## Start TASK MATERIAL

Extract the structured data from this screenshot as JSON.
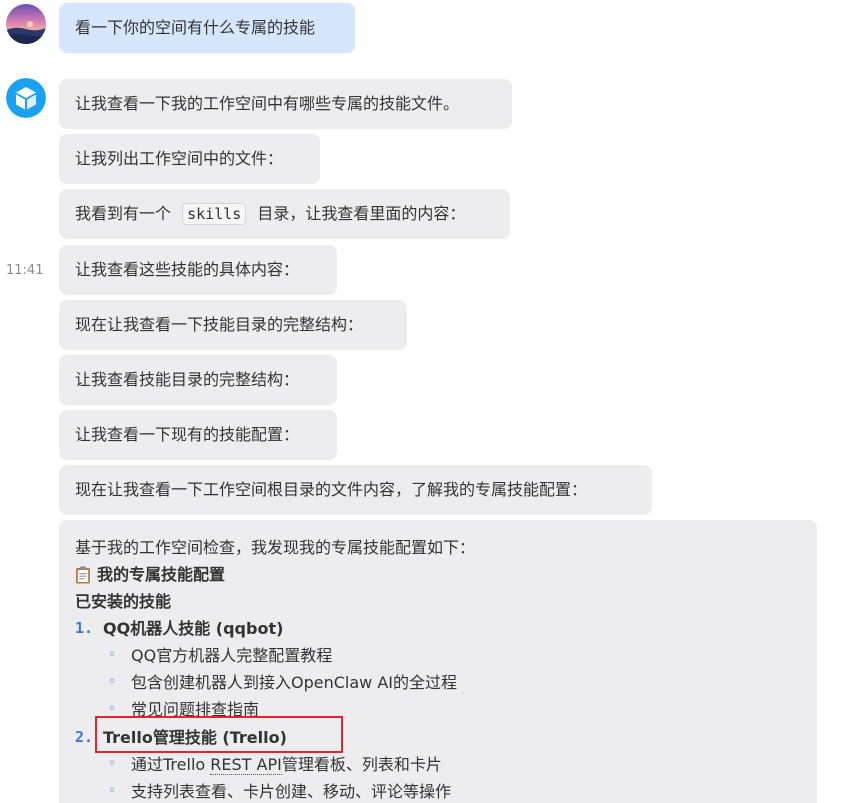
{
  "conversation": {
    "user_message": "看一下你的空间有什么专属的技能",
    "timestamp": "11:41",
    "bot_messages": [
      {
        "text": "让我查看一下我的工作空间中有哪些专属的技能文件。"
      },
      {
        "text": "让我列出工作空间中的文件："
      },
      {
        "before": "我看到有一个",
        "code": "skills",
        "after": "目录，让我查看里面的内容："
      },
      {
        "text": "让我查看这些技能的具体内容："
      },
      {
        "text": "现在让我查看一下技能目录的完整结构："
      },
      {
        "text": "让我查看技能目录的完整结构："
      },
      {
        "text": "让我查看一下现有的技能配置："
      },
      {
        "text": "现在让我查看一下工作空间根目录的文件内容，了解我的专属技能配置："
      }
    ],
    "final_message": {
      "intro": "基于我的工作空间检查，我发现我的专属技能配置如下：",
      "heading": "我的专属技能配置",
      "heading_icon": "clipboard-icon",
      "section": "已安装的技能",
      "skills": [
        {
          "num": "1.",
          "title": "QQ机器人技能 (qqbot)",
          "items": [
            "QQ官方机器人完整配置教程",
            "包含创建机器人到接入OpenClaw AI的全过程",
            "常见问题排查指南"
          ]
        },
        {
          "num": "2.",
          "title": "Trello管理技能 (Trello)",
          "items": [
            {
              "before": "通过Trello ",
              "underlined": "REST API",
              "after": "管理看板、列表和卡片"
            },
            "支持列表查看、卡片创建、移动、评论等操作"
          ]
        }
      ],
      "sub_bullet": "◦"
    }
  },
  "colors": {
    "user_bubble": "#d6e7fd",
    "bot_bubble": "#ededef",
    "list_marker": "#3b78d8",
    "highlight_box": "#e0252b"
  }
}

## End TASK MATERIAL

▶ [SET EXERCISE]: Leave out the pictures and print each record exactly as it stands.

▶ [FULL ANSWER]:
Extract the structured data from this screenshot as JSON.
{
  "conversation": {
    "user_message": "看一下你的空间有什么专属的技能",
    "timestamp": "11:41",
    "bot_messages": [
      {
        "text": "让我查看一下我的工作空间中有哪些专属的技能文件。"
      },
      {
        "text": "让我列出工作空间中的文件："
      },
      {
        "before": "我看到有一个",
        "code": "skills",
        "after": "目录，让我查看里面的内容："
      },
      {
        "text": "让我查看这些技能的具体内容："
      },
      {
        "text": "现在让我查看一下技能目录的完整结构："
      },
      {
        "text": "让我查看技能目录的完整结构："
      },
      {
        "text": "让我查看一下现有的技能配置："
      },
      {
        "text": "现在让我查看一下工作空间根目录的文件内容，了解我的专属技能配置："
      }
    ],
    "final_message": {
      "intro": "基于我的工作空间检查，我发现我的专属技能配置如下：",
      "heading": "我的专属技能配置",
      "heading_icon": "clipboard-icon",
      "section": "已安装的技能",
      "skills": [
        {
          "num": "1.",
          "title": "QQ机器人技能 (qqbot)",
          "items": [
            "QQ官方机器人完整配置教程",
            "包含创建机器人到接入OpenClaw AI的全过程",
            "常见问题排查指南"
          ]
        },
        {
          "num": "2.",
          "title": "Trello管理技能 (Trello)",
          "items": [
            {
              "before": "通过Trello ",
              "underlined": "REST API",
              "after": "管理看板、列表和卡片"
            },
            "支持列表查看、卡片创建、移动、评论等操作"
          ]
        }
      ],
      "sub_bullet": "◦"
    }
  },
  "colors": {
    "user_bubble": "#d6e7fd",
    "bot_bubble": "#ededef",
    "list_marker": "#3b78d8",
    "highlight_box": "#e0252b"
  }
}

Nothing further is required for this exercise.